### Required work
Pictures are not part of the copy; repeat everything else in the records exactly.

### Records supplied
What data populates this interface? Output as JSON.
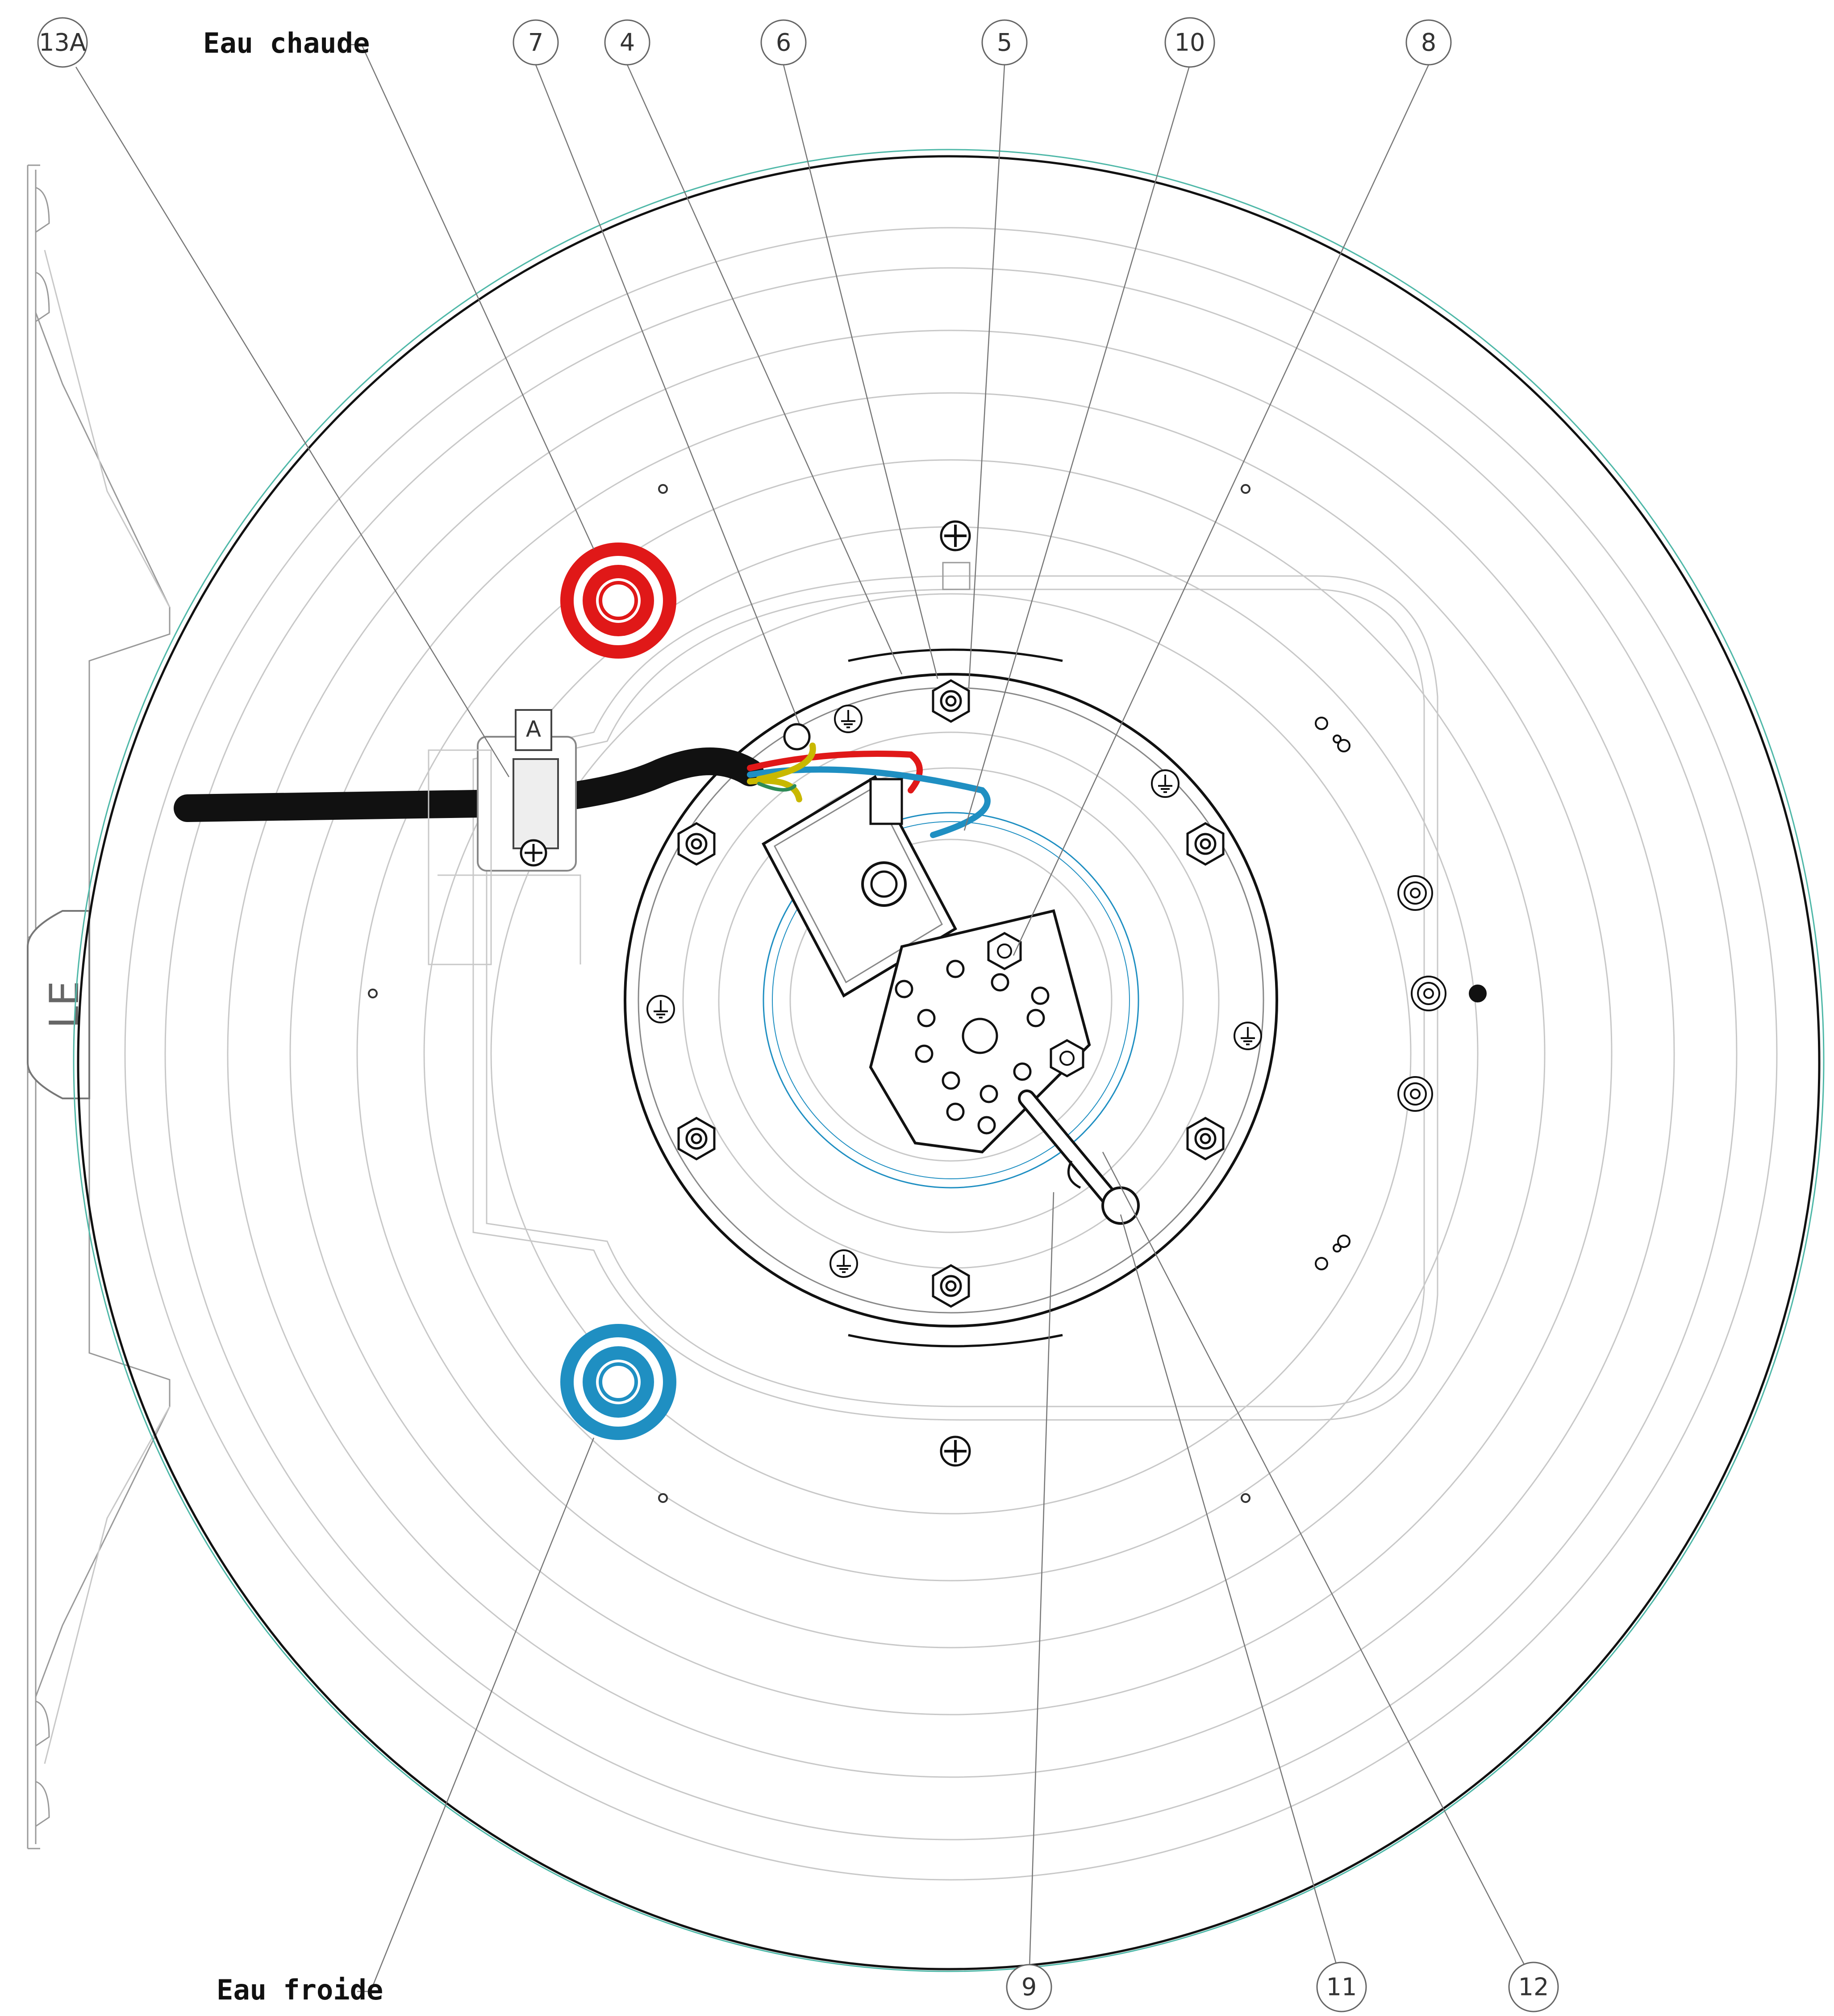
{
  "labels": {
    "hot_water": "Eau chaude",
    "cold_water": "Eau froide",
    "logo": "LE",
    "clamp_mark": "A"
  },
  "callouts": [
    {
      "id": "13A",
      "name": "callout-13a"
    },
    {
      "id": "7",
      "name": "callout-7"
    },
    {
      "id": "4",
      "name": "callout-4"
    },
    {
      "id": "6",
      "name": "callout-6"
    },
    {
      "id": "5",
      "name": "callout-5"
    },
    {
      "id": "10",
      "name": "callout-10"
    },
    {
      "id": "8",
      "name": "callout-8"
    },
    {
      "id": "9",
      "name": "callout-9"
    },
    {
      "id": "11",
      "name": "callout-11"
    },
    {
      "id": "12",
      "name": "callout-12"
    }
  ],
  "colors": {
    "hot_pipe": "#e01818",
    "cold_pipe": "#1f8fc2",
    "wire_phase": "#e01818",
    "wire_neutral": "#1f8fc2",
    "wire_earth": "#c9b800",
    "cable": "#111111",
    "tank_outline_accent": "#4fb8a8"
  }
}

### Answer in full
What data populates this interface? Output as JSON.
{
  "labels": {
    "hot_water": "Eau chaude",
    "cold_water": "Eau froide",
    "logo": "LE",
    "clamp_mark": "A"
  },
  "callouts": [
    {
      "id": "13A",
      "name": "callout-13a"
    },
    {
      "id": "7",
      "name": "callout-7"
    },
    {
      "id": "4",
      "name": "callout-4"
    },
    {
      "id": "6",
      "name": "callout-6"
    },
    {
      "id": "5",
      "name": "callout-5"
    },
    {
      "id": "10",
      "name": "callout-10"
    },
    {
      "id": "8",
      "name": "callout-8"
    },
    {
      "id": "9",
      "name": "callout-9"
    },
    {
      "id": "11",
      "name": "callout-11"
    },
    {
      "id": "12",
      "name": "callout-12"
    }
  ],
  "colors": {
    "hot_pipe": "#e01818",
    "cold_pipe": "#1f8fc2",
    "wire_phase": "#e01818",
    "wire_neutral": "#1f8fc2",
    "wire_earth": "#c9b800",
    "cable": "#111111",
    "tank_outline_accent": "#4fb8a8"
  }
}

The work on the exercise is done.